TASK.
The data below needs to be returned exactly, line for line.

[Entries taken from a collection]
******
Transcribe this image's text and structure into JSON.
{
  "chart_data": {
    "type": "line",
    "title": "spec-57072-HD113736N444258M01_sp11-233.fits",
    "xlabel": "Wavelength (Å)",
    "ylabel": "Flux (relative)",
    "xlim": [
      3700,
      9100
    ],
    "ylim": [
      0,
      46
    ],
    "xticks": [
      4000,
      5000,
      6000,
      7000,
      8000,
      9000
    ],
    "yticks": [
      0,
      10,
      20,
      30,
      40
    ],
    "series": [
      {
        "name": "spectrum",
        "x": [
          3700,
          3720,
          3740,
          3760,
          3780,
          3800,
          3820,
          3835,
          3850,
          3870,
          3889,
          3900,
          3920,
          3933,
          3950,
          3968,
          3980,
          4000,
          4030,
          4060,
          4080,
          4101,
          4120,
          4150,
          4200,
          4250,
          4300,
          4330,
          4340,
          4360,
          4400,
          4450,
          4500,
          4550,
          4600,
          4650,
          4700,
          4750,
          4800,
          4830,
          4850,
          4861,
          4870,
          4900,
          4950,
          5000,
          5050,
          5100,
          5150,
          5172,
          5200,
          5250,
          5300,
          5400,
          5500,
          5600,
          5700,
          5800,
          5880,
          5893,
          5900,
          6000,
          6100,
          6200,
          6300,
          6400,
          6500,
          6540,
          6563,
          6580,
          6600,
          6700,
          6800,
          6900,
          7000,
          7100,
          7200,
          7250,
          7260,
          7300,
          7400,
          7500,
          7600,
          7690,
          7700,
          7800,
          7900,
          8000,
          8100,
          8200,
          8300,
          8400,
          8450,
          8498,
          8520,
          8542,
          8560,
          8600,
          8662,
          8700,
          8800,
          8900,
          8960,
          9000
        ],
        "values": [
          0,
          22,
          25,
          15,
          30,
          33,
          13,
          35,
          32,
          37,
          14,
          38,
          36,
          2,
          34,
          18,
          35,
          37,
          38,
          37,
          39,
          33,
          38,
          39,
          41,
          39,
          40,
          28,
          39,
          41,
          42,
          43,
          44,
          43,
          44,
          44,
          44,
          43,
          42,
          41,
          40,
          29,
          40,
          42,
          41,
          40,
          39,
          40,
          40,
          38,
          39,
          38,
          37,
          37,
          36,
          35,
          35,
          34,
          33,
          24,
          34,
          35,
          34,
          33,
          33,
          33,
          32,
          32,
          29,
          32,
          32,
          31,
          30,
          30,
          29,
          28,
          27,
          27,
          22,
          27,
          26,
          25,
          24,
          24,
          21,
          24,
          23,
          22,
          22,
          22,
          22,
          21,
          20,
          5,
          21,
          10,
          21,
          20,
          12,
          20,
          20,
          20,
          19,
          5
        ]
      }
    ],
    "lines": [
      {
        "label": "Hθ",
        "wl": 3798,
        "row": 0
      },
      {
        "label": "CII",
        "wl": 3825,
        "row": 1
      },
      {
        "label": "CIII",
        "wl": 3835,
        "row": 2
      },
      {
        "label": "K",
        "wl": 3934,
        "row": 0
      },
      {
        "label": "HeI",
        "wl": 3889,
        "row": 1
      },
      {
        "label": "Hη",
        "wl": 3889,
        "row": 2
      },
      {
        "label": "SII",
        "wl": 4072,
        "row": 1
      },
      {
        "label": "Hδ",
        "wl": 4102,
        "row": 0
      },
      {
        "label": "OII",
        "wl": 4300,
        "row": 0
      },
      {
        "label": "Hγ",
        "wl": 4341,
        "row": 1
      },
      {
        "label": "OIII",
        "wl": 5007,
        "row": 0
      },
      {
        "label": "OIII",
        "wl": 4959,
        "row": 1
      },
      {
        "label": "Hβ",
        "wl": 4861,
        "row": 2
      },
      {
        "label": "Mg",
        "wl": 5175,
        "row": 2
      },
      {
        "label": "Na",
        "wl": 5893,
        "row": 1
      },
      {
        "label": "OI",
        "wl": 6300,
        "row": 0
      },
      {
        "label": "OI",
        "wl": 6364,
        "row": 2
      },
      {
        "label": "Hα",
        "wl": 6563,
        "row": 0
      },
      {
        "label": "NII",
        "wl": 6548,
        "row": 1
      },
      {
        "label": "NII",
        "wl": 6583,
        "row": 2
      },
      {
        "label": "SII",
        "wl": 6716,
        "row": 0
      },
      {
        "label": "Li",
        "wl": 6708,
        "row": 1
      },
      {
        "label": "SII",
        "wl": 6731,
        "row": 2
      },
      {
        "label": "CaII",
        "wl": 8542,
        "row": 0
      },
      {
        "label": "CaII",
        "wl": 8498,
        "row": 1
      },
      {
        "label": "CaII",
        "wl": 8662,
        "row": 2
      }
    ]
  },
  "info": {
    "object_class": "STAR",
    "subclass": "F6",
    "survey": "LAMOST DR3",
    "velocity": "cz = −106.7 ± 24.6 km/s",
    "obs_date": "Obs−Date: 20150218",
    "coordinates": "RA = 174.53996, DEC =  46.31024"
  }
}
******
PROBLEM SOLUTION.
Transcribe this image's text and structure into JSON.
{
  "chart_data": {
    "type": "line",
    "title": "spec-57072-HD113736N444258M01_sp11-233.fits",
    "xlabel": "Wavelength (Å)",
    "ylabel": "Flux (relative)",
    "xlim": [
      3700,
      9100
    ],
    "ylim": [
      0,
      46
    ],
    "xticks": [
      4000,
      5000,
      6000,
      7000,
      8000,
      9000
    ],
    "yticks": [
      0,
      10,
      20,
      30,
      40
    ],
    "series": [
      {
        "name": "spectrum",
        "x": [
          3700,
          3720,
          3740,
          3760,
          3780,
          3800,
          3820,
          3835,
          3850,
          3870,
          3889,
          3900,
          3920,
          3933,
          3950,
          3968,
          3980,
          4000,
          4030,
          4060,
          4080,
          4101,
          4120,
          4150,
          4200,
          4250,
          4300,
          4330,
          4340,
          4360,
          4400,
          4450,
          4500,
          4550,
          4600,
          4650,
          4700,
          4750,
          4800,
          4830,
          4850,
          4861,
          4870,
          4900,
          4950,
          5000,
          5050,
          5100,
          5150,
          5172,
          5200,
          5250,
          5300,
          5400,
          5500,
          5600,
          5700,
          5800,
          5880,
          5893,
          5900,
          6000,
          6100,
          6200,
          6300,
          6400,
          6500,
          6540,
          6563,
          6580,
          6600,
          6700,
          6800,
          6900,
          7000,
          7100,
          7200,
          7250,
          7260,
          7300,
          7400,
          7500,
          7600,
          7690,
          7700,
          7800,
          7900,
          8000,
          8100,
          8200,
          8300,
          8400,
          8450,
          8498,
          8520,
          8542,
          8560,
          8600,
          8662,
          8700,
          8800,
          8900,
          8960,
          9000
        ],
        "values": [
          0,
          22,
          25,
          15,
          30,
          33,
          13,
          35,
          32,
          37,
          14,
          38,
          36,
          2,
          34,
          18,
          35,
          37,
          38,
          37,
          39,
          33,
          38,
          39,
          41,
          39,
          40,
          28,
          39,
          41,
          42,
          43,
          44,
          43,
          44,
          44,
          44,
          43,
          42,
          41,
          40,
          29,
          40,
          42,
          41,
          40,
          39,
          40,
          40,
          38,
          39,
          38,
          37,
          37,
          36,
          35,
          35,
          34,
          33,
          24,
          34,
          35,
          34,
          33,
          33,
          33,
          32,
          32,
          29,
          32,
          32,
          31,
          30,
          30,
          29,
          28,
          27,
          27,
          22,
          27,
          26,
          25,
          24,
          24,
          21,
          24,
          23,
          22,
          22,
          22,
          22,
          21,
          20,
          5,
          21,
          10,
          21,
          20,
          12,
          20,
          20,
          20,
          19,
          5
        ]
      }
    ],
    "lines": [
      {
        "label": "Hθ",
        "wl": 3798,
        "row": 0
      },
      {
        "label": "CII",
        "wl": 3825,
        "row": 1
      },
      {
        "label": "CIII",
        "wl": 3835,
        "row": 2
      },
      {
        "label": "K",
        "wl": 3934,
        "row": 0
      },
      {
        "label": "HeI",
        "wl": 3889,
        "row": 1
      },
      {
        "label": "Hη",
        "wl": 3889,
        "row": 2
      },
      {
        "label": "SII",
        "wl": 4072,
        "row": 1
      },
      {
        "label": "Hδ",
        "wl": 4102,
        "row": 0
      },
      {
        "label": "OII",
        "wl": 4300,
        "row": 0
      },
      {
        "label": "Hγ",
        "wl": 4341,
        "row": 1
      },
      {
        "label": "OIII",
        "wl": 5007,
        "row": 0
      },
      {
        "label": "OIII",
        "wl": 4959,
        "row": 1
      },
      {
        "label": "Hβ",
        "wl": 4861,
        "row": 2
      },
      {
        "label": "Mg",
        "wl": 5175,
        "row": 2
      },
      {
        "label": "Na",
        "wl": 5893,
        "row": 1
      },
      {
        "label": "OI",
        "wl": 6300,
        "row": 0
      },
      {
        "label": "OI",
        "wl": 6364,
        "row": 2
      },
      {
        "label": "Hα",
        "wl": 6563,
        "row": 0
      },
      {
        "label": "NII",
        "wl": 6548,
        "row": 1
      },
      {
        "label": "NII",
        "wl": 6583,
        "row": 2
      },
      {
        "label": "SII",
        "wl": 6716,
        "row": 0
      },
      {
        "label": "Li",
        "wl": 6708,
        "row": 1
      },
      {
        "label": "SII",
        "wl": 6731,
        "row": 2
      },
      {
        "label": "CaII",
        "wl": 8542,
        "row": 0
      },
      {
        "label": "CaII",
        "wl": 8498,
        "row": 1
      },
      {
        "label": "CaII",
        "wl": 8662,
        "row": 2
      }
    ]
  },
  "info": {
    "object_class": "STAR",
    "subclass": "F6",
    "survey": "LAMOST DR3",
    "velocity": "cz = −106.7 ± 24.6 km/s",
    "obs_date": "Obs−Date: 20150218",
    "coordinates": "RA = 174.53996, DEC =  46.31024"
  }
}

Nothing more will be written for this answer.